* **TASK INSTRUCTIONS**
Starting at the first line of the data and stopping after the line that contains "legend-item-material-b: material B bbox=[679, 1306, 1023, 1357]", write those lines out again, swapping "data-point" for "plot-point" and keeping everything else the same.

* **RECORD SET**
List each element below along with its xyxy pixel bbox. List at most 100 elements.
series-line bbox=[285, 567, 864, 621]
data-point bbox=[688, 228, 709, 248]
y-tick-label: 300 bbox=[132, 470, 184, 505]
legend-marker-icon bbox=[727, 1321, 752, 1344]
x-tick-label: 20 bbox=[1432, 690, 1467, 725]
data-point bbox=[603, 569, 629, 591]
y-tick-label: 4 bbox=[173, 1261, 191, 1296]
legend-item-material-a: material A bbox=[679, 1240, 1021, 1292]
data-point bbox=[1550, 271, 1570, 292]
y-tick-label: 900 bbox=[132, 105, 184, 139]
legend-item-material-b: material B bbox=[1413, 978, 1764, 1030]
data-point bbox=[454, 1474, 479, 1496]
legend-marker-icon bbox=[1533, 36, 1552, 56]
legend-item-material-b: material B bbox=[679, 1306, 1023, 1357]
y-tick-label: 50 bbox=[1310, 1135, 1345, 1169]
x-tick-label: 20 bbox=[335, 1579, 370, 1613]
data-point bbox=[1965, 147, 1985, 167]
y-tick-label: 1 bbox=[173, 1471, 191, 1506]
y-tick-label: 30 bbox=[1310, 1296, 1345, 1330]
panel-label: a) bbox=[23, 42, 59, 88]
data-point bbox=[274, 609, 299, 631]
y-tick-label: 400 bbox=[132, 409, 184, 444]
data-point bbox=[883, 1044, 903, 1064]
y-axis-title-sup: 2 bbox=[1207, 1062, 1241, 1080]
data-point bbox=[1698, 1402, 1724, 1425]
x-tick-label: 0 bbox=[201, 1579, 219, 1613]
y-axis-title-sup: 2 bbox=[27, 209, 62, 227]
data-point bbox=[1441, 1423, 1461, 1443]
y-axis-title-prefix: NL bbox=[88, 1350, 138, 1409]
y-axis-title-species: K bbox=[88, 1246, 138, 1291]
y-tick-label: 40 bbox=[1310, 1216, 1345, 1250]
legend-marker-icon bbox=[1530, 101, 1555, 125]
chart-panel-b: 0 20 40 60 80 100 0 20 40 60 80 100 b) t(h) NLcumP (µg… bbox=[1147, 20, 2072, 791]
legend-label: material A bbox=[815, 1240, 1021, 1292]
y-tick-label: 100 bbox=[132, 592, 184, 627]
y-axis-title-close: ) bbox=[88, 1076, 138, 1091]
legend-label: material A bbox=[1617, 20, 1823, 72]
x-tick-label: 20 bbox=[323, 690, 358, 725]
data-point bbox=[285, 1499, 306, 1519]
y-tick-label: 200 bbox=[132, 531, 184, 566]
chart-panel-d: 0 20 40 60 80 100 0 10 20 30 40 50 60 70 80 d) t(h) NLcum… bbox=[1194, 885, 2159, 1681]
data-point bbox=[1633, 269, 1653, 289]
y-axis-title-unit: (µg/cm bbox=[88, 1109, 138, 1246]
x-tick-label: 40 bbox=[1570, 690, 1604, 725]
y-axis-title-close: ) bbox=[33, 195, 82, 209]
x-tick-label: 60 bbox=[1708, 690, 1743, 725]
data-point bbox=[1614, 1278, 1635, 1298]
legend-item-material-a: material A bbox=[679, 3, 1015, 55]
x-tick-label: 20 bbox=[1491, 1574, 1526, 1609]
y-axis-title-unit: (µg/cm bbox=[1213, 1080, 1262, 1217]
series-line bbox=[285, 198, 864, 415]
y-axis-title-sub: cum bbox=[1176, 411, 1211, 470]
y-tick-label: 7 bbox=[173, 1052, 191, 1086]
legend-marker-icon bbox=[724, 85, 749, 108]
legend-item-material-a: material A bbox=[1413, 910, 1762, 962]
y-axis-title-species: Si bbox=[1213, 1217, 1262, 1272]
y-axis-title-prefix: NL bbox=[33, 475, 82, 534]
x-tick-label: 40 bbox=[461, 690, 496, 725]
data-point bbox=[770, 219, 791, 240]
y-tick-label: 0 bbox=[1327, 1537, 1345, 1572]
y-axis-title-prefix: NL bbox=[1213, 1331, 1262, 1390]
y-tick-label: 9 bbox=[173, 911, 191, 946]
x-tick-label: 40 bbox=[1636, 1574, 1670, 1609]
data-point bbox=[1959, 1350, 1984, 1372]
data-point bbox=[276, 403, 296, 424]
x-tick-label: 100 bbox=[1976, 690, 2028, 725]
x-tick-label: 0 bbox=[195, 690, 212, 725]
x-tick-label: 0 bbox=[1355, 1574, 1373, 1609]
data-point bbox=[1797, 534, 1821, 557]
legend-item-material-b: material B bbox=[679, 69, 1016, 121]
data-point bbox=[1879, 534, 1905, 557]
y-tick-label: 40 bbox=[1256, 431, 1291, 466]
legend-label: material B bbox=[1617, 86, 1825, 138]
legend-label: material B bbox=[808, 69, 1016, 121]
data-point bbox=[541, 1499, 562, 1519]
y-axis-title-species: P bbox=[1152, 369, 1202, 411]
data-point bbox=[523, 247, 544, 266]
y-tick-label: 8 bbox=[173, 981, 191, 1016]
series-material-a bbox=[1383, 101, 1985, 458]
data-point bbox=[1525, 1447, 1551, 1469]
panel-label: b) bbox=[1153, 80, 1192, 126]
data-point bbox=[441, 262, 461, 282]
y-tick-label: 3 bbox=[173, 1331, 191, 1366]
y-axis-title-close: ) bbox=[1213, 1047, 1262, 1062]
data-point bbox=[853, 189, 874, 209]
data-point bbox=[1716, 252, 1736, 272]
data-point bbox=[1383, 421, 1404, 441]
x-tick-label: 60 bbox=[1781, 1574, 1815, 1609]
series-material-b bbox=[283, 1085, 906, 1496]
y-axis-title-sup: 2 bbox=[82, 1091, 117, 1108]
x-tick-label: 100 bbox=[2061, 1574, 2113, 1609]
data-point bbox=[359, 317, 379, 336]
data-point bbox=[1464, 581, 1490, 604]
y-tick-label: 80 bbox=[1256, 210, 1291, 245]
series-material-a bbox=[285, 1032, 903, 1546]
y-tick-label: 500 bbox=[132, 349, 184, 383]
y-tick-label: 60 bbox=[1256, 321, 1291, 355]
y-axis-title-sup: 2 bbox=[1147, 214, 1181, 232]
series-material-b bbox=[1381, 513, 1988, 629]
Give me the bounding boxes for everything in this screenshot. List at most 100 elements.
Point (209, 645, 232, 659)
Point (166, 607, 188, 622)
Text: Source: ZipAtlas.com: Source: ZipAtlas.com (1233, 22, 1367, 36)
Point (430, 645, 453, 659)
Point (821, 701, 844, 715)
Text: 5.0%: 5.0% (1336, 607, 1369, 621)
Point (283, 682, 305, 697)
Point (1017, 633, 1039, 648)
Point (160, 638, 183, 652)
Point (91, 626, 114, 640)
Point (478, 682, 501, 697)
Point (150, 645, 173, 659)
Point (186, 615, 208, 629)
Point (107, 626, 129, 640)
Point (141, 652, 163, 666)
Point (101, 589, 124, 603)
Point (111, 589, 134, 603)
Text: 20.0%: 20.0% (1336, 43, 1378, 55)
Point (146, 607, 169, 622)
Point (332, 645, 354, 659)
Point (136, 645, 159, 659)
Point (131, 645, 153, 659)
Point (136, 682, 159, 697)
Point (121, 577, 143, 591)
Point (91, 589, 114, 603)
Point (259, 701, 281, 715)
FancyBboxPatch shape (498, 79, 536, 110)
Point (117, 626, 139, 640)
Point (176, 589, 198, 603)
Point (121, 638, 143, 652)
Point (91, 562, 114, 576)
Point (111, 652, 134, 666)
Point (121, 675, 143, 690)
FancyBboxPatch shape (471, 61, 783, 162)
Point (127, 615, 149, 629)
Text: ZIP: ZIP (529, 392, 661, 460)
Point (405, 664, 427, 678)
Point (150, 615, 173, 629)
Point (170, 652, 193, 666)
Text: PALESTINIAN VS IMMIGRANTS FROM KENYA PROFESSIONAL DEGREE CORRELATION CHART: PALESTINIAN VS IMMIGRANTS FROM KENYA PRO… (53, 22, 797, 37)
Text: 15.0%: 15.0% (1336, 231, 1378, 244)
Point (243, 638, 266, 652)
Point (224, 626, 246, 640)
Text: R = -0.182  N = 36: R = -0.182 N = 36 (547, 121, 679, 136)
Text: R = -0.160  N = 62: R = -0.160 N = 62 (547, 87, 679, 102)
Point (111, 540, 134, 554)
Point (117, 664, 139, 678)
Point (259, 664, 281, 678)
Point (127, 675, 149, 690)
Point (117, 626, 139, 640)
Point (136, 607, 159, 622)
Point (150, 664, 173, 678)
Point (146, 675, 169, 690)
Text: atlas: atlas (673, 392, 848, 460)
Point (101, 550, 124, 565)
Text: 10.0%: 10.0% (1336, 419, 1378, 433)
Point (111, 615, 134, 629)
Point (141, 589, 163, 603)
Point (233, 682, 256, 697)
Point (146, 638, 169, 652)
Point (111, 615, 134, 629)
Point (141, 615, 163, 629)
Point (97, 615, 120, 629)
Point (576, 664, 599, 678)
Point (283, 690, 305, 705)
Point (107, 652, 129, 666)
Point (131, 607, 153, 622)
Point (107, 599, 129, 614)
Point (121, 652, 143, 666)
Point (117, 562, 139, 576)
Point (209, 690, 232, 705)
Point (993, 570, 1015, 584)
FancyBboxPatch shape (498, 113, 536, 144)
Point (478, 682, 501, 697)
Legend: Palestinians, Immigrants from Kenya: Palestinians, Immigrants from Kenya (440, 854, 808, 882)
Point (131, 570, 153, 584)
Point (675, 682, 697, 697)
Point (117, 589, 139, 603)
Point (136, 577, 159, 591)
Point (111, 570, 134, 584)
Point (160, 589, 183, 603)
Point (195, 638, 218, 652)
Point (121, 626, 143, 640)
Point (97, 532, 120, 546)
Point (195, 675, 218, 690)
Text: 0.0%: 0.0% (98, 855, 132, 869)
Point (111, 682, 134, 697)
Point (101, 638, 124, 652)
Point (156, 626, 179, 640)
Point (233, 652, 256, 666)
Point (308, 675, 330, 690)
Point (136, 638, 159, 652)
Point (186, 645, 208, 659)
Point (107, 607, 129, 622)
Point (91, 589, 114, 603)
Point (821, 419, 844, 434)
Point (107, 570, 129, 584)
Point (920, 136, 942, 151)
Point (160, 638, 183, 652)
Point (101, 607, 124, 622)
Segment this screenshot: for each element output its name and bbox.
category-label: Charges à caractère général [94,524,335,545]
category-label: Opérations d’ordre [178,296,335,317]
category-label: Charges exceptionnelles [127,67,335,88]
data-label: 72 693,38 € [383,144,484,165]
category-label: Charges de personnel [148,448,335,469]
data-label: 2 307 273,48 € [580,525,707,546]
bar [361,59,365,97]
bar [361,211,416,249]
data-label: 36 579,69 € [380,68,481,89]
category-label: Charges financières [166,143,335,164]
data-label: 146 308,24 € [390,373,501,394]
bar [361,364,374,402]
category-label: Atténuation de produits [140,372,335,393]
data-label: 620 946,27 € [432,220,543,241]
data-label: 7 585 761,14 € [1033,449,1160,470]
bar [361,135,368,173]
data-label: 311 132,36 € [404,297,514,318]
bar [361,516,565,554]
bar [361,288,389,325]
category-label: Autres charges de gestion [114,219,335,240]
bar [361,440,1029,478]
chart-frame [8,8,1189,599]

* **EXERCISE OUTPUT**
List each element below along with its xyxy pixel bbox. List at most 100 elements.
series-line bbox=[285, 567, 864, 621]
plot-point bbox=[688, 228, 709, 248]
y-tick-label: 300 bbox=[132, 470, 184, 505]
legend-marker-icon bbox=[727, 1321, 752, 1344]
x-tick-label: 20 bbox=[1432, 690, 1467, 725]
plot-point bbox=[603, 569, 629, 591]
y-tick-label: 4 bbox=[173, 1261, 191, 1296]
legend-item-material-a: material A bbox=[679, 1240, 1021, 1292]
plot-point bbox=[1550, 271, 1570, 292]
y-tick-label: 900 bbox=[132, 105, 184, 139]
legend-item-material-b: material B bbox=[1413, 978, 1764, 1030]
plot-point bbox=[454, 1474, 479, 1496]
legend-marker-icon bbox=[1533, 36, 1552, 56]
legend-item-material-b: material B bbox=[679, 1306, 1023, 1357]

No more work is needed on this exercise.